[Extracted data entries]
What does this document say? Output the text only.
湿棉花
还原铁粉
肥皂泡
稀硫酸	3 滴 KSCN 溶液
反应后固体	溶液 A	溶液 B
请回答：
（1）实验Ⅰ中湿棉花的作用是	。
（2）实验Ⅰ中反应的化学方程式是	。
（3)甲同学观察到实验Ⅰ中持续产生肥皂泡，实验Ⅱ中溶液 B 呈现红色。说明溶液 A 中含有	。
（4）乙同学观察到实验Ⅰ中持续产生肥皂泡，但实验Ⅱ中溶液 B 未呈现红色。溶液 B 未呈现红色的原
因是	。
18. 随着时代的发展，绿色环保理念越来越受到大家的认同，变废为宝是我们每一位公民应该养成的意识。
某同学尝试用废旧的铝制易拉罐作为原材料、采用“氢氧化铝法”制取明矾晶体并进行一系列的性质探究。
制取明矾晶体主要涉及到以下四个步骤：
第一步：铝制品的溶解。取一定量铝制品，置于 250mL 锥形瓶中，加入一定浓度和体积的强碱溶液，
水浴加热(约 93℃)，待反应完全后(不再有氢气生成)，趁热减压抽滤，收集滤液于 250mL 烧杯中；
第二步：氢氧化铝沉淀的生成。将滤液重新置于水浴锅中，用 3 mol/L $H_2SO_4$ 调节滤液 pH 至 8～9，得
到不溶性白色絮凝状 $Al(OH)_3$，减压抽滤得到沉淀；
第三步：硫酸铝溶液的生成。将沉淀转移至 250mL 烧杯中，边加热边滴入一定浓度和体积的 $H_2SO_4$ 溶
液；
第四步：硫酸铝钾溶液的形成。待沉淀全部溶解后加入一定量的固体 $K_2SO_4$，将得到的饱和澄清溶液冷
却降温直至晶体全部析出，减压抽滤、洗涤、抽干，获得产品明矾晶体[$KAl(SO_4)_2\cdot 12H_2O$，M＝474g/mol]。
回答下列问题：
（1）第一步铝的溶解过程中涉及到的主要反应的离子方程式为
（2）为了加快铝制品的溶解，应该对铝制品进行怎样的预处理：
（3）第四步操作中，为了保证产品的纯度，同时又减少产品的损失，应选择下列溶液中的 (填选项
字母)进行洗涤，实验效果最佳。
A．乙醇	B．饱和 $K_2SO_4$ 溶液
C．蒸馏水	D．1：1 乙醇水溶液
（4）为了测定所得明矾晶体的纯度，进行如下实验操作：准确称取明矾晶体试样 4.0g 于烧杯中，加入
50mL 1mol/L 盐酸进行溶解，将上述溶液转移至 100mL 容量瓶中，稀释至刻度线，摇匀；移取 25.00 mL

==

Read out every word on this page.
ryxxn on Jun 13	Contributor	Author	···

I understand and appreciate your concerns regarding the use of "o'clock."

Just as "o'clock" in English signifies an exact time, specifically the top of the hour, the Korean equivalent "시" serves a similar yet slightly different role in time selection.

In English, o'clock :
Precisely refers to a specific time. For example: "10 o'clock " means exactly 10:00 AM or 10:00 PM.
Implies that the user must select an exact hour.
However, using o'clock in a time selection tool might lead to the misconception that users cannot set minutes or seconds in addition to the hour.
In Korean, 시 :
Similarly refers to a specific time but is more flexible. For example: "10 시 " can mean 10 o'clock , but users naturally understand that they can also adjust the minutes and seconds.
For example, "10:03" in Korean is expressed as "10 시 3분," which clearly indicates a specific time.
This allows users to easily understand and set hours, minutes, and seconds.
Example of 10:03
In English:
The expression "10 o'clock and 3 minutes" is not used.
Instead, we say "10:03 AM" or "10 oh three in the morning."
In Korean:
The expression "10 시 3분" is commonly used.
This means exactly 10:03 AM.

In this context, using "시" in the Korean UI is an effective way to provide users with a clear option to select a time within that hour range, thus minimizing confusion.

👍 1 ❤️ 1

» Task statement: Of the lines above, how many hold the string "used"? Answer with only the number.

» Response to the task: 2